WHAT TO DO: Pull every line holding the string "provider" from the records below.

STORED ROWS:
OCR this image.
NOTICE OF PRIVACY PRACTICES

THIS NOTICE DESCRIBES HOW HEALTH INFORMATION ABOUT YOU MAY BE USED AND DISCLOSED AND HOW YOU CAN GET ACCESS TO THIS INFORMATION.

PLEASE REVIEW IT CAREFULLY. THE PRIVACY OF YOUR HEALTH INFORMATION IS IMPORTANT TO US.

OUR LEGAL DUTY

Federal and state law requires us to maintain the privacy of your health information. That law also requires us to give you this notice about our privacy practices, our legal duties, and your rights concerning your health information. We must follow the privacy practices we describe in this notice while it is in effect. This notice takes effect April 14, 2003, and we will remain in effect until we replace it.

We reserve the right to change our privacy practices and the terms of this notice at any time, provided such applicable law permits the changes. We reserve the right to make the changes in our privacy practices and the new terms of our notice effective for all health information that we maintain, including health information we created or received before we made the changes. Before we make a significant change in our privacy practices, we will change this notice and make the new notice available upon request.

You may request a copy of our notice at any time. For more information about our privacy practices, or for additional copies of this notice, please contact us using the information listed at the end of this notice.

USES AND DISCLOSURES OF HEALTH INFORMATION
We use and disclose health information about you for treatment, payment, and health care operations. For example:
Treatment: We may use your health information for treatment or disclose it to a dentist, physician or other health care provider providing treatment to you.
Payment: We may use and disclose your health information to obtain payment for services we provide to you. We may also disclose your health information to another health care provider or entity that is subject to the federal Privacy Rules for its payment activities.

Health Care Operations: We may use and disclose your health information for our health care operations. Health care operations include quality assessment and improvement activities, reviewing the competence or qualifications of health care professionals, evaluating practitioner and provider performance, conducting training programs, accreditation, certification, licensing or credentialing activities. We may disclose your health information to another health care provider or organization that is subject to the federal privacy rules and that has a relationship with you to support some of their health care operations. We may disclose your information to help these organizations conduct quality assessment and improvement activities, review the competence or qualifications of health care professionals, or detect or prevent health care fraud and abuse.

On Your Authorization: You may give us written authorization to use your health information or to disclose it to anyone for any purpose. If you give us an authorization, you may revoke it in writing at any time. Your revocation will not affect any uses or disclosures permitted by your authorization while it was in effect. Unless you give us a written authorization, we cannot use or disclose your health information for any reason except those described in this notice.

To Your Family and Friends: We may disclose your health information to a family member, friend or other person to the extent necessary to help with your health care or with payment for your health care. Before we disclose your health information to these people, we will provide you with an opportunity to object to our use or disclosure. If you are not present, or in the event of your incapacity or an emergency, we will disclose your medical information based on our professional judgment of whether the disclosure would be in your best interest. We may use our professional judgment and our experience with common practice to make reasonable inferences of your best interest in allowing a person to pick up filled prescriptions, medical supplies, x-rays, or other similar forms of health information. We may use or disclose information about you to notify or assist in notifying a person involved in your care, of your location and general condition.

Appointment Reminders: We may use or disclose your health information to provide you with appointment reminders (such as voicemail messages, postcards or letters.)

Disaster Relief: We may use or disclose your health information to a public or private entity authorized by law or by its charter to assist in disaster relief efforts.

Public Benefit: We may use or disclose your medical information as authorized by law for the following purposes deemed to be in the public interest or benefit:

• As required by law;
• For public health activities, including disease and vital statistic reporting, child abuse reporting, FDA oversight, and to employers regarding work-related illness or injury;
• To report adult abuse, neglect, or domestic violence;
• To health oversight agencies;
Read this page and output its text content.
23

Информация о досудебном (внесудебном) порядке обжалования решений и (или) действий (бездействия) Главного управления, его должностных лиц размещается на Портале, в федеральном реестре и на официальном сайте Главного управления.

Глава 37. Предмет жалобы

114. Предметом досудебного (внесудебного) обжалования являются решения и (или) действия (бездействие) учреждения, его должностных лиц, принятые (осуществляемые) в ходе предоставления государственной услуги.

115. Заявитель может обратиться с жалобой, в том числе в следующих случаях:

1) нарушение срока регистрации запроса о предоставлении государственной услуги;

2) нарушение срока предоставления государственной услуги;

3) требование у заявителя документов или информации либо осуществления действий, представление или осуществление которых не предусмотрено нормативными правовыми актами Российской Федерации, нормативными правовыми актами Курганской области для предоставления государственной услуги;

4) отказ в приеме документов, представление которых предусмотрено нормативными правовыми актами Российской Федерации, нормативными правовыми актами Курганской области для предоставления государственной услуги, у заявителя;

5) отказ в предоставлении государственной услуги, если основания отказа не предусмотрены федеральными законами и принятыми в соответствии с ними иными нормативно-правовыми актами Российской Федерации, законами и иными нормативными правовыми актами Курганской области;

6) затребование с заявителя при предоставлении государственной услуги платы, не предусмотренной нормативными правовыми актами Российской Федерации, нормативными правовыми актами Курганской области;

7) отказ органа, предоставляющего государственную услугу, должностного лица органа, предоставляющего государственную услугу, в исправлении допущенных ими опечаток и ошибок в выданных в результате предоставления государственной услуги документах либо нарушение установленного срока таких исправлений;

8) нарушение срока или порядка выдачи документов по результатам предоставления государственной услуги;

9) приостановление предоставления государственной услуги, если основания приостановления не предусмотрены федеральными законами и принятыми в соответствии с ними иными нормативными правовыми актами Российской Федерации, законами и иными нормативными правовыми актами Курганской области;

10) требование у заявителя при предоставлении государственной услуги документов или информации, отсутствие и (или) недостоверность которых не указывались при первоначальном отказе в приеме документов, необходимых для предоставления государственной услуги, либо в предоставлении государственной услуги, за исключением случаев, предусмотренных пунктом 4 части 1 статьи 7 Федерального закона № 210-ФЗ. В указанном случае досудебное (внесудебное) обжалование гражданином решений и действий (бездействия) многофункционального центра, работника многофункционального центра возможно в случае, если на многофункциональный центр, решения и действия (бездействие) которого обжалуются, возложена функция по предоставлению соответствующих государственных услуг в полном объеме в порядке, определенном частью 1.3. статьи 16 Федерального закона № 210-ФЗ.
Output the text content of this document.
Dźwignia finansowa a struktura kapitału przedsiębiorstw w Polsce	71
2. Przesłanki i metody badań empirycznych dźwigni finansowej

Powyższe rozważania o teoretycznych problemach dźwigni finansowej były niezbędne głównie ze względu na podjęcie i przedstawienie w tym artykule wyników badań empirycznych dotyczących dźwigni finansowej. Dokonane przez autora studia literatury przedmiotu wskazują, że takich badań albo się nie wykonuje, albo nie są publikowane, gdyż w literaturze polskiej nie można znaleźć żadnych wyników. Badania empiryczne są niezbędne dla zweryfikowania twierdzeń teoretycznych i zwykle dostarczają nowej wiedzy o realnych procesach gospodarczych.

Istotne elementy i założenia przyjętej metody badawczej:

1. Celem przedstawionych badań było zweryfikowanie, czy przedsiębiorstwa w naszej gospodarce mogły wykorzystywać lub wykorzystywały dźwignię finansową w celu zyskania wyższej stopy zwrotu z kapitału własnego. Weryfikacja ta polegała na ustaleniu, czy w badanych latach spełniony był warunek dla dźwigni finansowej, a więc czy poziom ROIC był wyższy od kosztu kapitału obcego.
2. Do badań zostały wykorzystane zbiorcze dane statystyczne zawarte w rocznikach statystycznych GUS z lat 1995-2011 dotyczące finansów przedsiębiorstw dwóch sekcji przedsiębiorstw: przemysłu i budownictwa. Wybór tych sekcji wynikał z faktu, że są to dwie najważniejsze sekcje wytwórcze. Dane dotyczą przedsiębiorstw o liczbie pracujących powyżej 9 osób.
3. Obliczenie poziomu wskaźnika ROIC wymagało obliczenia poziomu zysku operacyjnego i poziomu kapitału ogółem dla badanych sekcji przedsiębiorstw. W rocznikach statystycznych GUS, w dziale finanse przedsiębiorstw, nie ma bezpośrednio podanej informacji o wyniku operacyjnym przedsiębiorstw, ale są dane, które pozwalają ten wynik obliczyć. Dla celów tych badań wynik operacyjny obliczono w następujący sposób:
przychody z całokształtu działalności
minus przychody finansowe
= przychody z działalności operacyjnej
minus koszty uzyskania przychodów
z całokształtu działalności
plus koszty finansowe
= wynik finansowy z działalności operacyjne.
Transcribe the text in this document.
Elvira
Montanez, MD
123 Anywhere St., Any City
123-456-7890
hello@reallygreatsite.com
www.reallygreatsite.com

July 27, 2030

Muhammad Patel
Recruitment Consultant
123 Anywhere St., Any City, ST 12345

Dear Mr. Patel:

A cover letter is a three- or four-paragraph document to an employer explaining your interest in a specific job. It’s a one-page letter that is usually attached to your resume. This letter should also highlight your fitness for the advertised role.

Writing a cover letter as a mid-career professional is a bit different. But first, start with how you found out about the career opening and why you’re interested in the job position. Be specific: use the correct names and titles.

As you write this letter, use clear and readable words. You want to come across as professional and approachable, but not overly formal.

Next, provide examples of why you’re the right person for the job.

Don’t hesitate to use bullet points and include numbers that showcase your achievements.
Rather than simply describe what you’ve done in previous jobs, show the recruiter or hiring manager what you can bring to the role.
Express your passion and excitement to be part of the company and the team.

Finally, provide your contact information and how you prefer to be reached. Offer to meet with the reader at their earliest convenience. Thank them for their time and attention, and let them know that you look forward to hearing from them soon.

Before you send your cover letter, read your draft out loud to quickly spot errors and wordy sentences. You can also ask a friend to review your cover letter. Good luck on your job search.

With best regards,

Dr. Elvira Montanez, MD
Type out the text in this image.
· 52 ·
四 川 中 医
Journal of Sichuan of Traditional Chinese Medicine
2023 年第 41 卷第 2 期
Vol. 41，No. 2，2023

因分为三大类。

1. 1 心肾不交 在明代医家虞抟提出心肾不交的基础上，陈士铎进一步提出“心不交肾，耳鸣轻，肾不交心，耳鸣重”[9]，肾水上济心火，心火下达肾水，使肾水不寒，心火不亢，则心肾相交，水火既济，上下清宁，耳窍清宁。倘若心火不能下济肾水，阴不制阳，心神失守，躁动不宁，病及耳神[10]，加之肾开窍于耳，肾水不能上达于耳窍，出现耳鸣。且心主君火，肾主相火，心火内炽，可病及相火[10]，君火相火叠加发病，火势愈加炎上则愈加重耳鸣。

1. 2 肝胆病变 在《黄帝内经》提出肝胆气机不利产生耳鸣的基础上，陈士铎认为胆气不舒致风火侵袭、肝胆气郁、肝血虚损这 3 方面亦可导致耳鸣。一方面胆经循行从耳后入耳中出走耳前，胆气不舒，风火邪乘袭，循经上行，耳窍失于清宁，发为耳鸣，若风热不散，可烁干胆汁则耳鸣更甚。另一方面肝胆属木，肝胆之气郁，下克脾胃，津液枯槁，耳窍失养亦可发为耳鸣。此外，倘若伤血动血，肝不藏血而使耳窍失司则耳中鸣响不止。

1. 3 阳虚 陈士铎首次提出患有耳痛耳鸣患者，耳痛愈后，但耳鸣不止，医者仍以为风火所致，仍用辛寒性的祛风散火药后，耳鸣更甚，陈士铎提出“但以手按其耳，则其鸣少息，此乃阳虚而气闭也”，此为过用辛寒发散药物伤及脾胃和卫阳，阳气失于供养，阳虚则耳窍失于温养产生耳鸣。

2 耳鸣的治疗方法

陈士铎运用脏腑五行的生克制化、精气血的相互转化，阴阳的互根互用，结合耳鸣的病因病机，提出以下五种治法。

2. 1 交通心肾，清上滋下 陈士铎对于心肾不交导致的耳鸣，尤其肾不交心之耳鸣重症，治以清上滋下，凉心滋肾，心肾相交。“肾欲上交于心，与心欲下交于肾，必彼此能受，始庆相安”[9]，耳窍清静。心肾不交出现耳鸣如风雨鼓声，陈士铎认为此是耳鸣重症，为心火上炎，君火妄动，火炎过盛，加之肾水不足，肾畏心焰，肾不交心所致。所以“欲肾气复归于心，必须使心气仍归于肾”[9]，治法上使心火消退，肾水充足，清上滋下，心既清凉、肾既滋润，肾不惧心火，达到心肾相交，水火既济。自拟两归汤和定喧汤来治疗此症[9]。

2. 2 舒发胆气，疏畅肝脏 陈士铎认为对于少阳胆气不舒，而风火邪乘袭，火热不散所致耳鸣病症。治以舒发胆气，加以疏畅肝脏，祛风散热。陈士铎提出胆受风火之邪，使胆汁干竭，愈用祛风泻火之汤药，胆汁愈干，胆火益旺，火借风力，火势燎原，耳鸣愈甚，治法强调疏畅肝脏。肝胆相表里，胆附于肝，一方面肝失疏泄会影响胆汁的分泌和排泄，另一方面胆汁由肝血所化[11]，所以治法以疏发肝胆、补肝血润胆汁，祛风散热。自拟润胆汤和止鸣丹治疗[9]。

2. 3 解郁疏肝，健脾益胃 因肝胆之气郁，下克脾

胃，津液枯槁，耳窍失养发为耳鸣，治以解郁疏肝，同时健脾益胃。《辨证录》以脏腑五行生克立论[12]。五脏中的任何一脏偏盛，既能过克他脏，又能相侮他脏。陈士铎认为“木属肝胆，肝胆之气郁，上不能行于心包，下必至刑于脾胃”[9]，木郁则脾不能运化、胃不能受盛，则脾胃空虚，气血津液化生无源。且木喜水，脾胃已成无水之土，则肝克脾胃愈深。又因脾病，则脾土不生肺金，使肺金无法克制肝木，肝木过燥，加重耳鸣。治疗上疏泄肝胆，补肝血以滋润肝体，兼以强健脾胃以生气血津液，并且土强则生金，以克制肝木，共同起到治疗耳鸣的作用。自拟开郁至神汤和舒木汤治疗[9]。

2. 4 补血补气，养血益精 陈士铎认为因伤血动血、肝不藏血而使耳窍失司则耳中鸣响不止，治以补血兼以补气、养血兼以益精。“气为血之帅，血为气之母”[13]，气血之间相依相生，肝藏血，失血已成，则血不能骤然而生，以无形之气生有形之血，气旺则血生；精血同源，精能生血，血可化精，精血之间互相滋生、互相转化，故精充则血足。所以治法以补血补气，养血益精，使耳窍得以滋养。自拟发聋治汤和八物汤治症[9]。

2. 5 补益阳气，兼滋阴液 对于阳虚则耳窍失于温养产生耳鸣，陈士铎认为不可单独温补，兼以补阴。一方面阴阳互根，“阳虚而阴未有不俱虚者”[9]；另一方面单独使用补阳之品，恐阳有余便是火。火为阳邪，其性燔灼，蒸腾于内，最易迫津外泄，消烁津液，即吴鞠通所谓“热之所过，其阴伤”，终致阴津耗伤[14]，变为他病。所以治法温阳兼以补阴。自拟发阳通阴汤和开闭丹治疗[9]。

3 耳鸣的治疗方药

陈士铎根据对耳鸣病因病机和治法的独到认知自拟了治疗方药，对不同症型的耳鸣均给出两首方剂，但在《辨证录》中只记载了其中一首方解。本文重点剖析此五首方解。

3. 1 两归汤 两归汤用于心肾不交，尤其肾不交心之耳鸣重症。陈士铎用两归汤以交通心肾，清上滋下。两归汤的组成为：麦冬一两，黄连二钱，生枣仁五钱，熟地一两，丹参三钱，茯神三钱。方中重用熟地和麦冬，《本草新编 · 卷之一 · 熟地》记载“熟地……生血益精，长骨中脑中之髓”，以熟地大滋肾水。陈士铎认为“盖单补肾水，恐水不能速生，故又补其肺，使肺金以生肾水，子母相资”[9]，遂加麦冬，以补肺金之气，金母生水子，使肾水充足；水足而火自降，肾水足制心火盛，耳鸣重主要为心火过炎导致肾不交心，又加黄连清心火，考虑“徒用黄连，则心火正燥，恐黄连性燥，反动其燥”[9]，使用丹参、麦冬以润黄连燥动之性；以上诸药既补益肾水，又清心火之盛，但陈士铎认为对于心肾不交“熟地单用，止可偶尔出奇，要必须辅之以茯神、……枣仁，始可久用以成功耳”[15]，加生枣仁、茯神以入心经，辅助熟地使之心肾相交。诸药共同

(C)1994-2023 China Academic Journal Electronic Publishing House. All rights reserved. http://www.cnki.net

FINAL RESULT:
Treatment: We may use your health information for treatment or disclose it to a dentist, physician or other health care provider providing treatment to you.
Payment: We may use and disclose your health information to obtain payment for services we provide to you. We may also disclose your health information to another health care provider or entity that is subject to the federal Privacy Rules for its payment activities.
Health Care Operations: We may use and disclose your health information for our health care operations. Health care operations include quality assessment and improvement activities, reviewing the competence or qualifications of health care professionals, evaluating practitioner and provider performance, conducting training programs, accreditation, certification, licensing or credentialing activities. We may disclose your health information to another health care provider or organization that is subject to the federal privacy rules and that has a relationship with you to support some of their health care operations. We may disclose your information to help these organizations conduct quality assessment and improvement activities, review the competence or qualifications of health care professionals, or detect or prevent health care fraud and abuse.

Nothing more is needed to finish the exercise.